Necmiye Alpay:
"Toplumun durumu gibi, dilin durumu"
Ayşe Selamsız, Cumhuriyet Dergi, 10 Aralık 2000
Türkçe Sorunları Kılavuzu'nu hazırlarken hareket noktan neydi?

Bu alanda kapsamlı bir başvuru kaynağının bulunmaması. Fikir doğalı yıllar oluyor.

Neden uzadı?

Geçim sorunları nedeniyle vakit ayırma güçlüğü de var, ama en çok, Kılavuz'a egemen olan bakış açısının ve sunuş biçiminin netleştirilmesindeki güçlükten ötürü uzadı. Önümde örnek de yoktu.
       Başlangıçtaki fikrim, Ömer Asım Aksoy'un Dil Yanlışları kitabını eleştirel bir gözle güncellemekti. Ne var ki o kitap da içinde olmak üzere Türkçenin iyi kullanılmadığı konusunda sonradan hızla çoğalıp yaygınlaşan yakınmaları inceledikçe, bakış açımda, önerilerimde değişmeler oldu. Epey çalışmam gerekti, hâlâ da gerekiyor.

Bakış açında ne gibi değişmeler oldu?

En önemlisi kuralcı anlayıştan betimleyici anlayışa geçiş, daha doğrusu geçme çabası. Benim "Türkçe yanlışı yazarları" demeyi seçtiğim yazarlar genellikle, bilerek ya da bilmeyerek, "yanlış/doğru" kategorileriyle kuralcı dilbilgisi konumundan konuşuyor. Başlangıçta benim konumum da buna yakındı. Çeşitli dolayımlarla belirttiğim gibi, aldığım eleştiriler ve okuduklarım, yol gösterici oldu. Zamanla, soruna dikkat çekerek öneride bulunmaya yarayan bir dil bulmaya çalıştım. Zor iş, çünkü pek az örneği var. Gerçi benim yaptığım da, özellikle yöntem açısından, tam olarak betimleyici bir çalışma değil; istatistiğe dayalı araştırmalar yapma olanağım yok. Dolayısıyla, vargılarım daha çok izlenimsel. Şu var ki izlenimlerimi kuşkucu bir anlatıma kavuşturmaya ve sürekli olarak sınamaya çalışıyorum.

Diğer yazarlarda eleştirdiğin noktalar da bunlarla mı ilgili?

Evet. Kuralcılık, eleştirilerin genellikle sözcük düzeyinde kalması, dili dondurarak koruma eğilimi, ezbercilik, başka bir deyişle Türkçenin özelliklerinin göz önüne alınmaması...

## Verilen Görev
Söyleşinin "Geçim sorunları nedeniyle" kısmından "hâlâ da gerekiyor." kısmına kadar olan bölümünü, "yakınmaları" sözcüğünü "şikâyetleri" olarak değiştirerek yeniden yazın. Listeye başvurmanız gerekmiyor.

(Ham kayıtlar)

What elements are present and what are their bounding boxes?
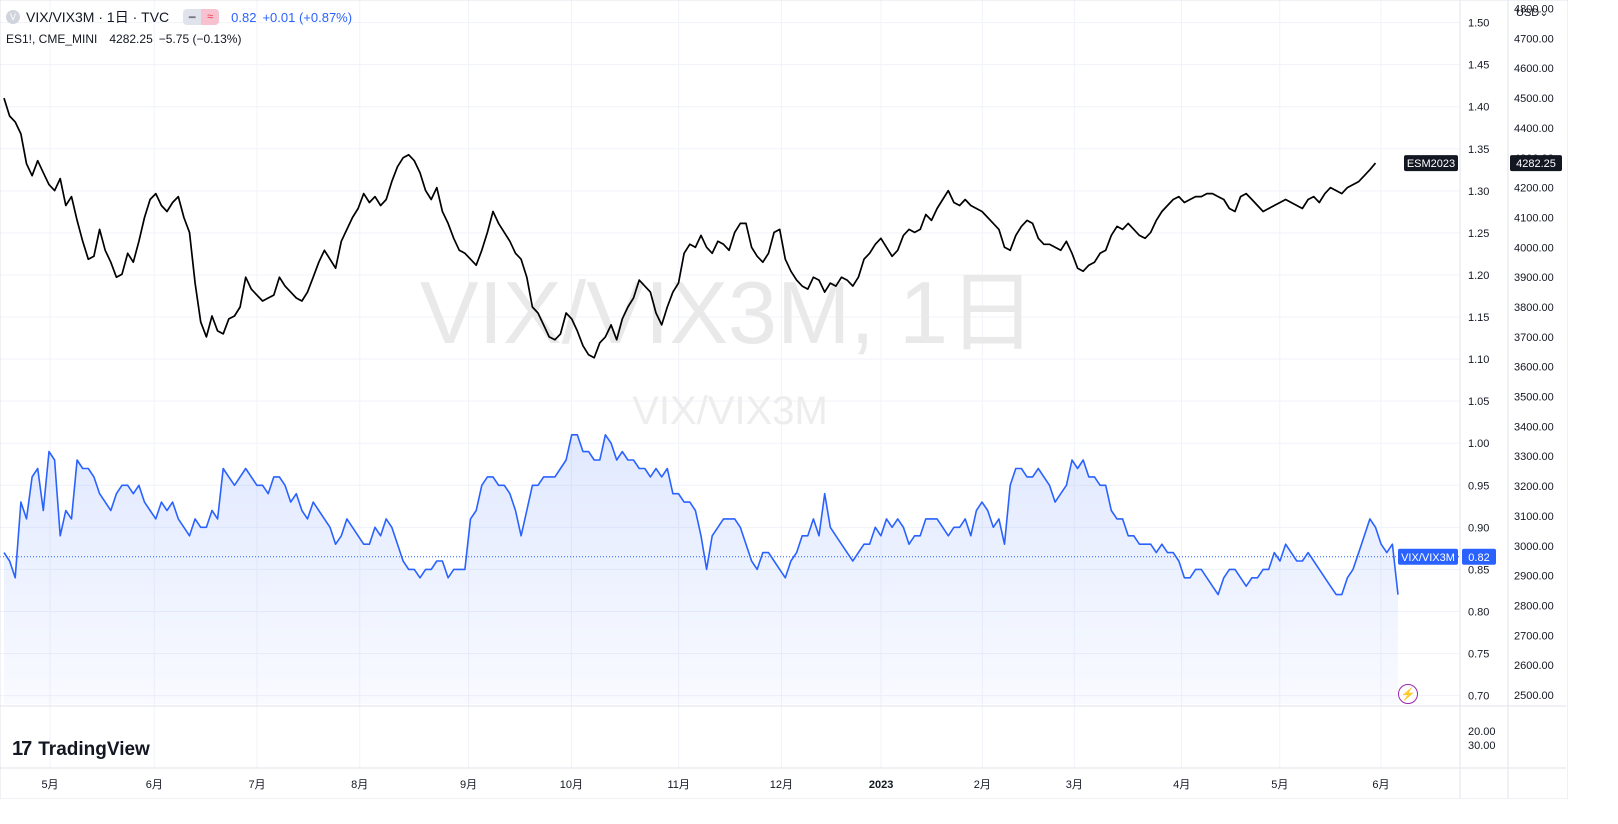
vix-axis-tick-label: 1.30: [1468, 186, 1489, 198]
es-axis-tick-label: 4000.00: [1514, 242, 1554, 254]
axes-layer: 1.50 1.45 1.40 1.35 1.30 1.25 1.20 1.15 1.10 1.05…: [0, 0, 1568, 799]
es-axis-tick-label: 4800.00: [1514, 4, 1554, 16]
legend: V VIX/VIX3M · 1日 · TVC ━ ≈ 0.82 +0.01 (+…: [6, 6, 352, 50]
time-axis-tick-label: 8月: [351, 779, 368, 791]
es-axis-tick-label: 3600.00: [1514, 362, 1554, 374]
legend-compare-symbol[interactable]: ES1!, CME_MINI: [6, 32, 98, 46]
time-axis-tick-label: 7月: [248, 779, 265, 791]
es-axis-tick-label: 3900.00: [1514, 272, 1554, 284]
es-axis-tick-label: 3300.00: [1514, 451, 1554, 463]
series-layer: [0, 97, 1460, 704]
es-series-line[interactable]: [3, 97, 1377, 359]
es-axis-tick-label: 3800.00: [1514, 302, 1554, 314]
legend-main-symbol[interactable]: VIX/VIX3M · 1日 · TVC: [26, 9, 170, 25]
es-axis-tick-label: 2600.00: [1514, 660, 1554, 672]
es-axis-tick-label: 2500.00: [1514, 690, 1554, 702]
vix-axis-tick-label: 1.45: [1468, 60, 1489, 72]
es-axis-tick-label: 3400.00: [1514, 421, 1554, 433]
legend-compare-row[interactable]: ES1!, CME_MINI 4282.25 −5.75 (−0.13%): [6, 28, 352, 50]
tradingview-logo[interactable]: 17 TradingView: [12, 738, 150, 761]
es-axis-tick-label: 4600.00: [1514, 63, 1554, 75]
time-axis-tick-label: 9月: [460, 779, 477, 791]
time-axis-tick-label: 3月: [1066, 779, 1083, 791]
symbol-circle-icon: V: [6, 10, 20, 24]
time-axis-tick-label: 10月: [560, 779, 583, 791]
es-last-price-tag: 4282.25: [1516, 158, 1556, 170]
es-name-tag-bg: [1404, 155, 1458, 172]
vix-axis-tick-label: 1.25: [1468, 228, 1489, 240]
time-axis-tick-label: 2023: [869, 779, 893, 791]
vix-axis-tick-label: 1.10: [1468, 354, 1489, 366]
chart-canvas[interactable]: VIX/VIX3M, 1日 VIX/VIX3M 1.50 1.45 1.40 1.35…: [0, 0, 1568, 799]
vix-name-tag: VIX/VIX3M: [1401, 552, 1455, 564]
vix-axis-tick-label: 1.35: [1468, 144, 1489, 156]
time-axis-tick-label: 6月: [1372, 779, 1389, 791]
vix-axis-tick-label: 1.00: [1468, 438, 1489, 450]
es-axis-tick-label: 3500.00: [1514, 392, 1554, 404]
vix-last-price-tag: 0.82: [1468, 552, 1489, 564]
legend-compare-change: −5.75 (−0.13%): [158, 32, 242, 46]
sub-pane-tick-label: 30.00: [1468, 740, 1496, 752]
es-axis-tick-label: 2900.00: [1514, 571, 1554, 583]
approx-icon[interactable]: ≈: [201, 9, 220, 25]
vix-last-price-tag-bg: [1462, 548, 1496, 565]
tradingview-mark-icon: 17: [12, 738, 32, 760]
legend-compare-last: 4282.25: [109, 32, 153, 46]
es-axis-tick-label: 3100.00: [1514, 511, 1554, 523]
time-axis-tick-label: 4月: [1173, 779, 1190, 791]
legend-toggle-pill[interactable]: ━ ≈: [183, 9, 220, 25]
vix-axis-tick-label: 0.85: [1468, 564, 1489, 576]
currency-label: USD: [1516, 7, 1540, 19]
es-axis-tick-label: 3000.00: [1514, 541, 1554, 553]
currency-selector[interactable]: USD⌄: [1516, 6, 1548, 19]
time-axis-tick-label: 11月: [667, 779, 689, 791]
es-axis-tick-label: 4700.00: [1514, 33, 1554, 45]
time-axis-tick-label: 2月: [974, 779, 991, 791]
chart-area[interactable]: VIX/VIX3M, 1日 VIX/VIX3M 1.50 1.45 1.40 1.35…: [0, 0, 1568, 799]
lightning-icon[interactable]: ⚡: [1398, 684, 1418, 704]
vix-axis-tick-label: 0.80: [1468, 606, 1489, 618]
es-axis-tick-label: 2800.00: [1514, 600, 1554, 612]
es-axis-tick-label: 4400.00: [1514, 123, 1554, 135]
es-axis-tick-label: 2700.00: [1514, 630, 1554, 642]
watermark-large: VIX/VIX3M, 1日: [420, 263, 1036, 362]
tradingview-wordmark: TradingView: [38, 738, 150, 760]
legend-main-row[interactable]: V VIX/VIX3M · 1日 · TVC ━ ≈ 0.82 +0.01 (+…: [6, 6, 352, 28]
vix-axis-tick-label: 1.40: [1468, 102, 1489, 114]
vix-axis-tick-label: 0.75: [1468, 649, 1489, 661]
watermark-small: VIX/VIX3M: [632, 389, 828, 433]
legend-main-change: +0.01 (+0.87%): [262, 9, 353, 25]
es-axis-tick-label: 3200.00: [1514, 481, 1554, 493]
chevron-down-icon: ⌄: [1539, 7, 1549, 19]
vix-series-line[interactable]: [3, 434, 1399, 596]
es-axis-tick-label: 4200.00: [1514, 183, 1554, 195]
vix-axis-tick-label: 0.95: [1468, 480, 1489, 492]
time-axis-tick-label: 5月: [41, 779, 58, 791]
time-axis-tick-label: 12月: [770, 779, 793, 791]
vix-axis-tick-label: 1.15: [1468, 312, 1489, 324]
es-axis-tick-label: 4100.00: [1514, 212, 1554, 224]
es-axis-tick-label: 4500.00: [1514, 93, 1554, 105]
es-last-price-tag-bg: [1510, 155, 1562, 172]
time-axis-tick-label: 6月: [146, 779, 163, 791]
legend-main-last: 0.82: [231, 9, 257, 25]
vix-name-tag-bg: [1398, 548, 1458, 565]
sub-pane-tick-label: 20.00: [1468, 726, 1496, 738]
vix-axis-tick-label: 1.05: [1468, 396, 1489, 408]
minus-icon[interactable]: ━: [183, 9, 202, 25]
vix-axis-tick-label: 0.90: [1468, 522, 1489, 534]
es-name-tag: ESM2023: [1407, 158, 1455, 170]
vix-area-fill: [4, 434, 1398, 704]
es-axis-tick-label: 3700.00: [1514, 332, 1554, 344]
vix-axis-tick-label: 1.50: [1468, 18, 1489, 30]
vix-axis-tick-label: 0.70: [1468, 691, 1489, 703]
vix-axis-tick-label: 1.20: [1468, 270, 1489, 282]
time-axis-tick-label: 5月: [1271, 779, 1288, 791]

## Doğru Yanıt
Geçim sorunları nedeniyle vakit ayırma güçlüğü de var, ama en çok, Kılavuz'a egemen olan bakış açısının ve sunuş biçiminin netleştirilmesindeki güçlükten ötürü uzadı. Önümde örnek de yoktu.
       Başlangıçtaki fikrim, Ömer Asım Aksoy'un Dil Yanlışları kitabını eleştirel bir gözle güncellemekti. Ne var ki o kitap da içinde olmak üzere Türkçenin iyi kullanılmadığı konusunda sonradan hızla çoğalıp yaygınlaşan şikâyetleri inceledikçe, bakış açımda, önerilerimde değişmeler oldu. Epey çalışmam gerekti, hâlâ da gerekiyor.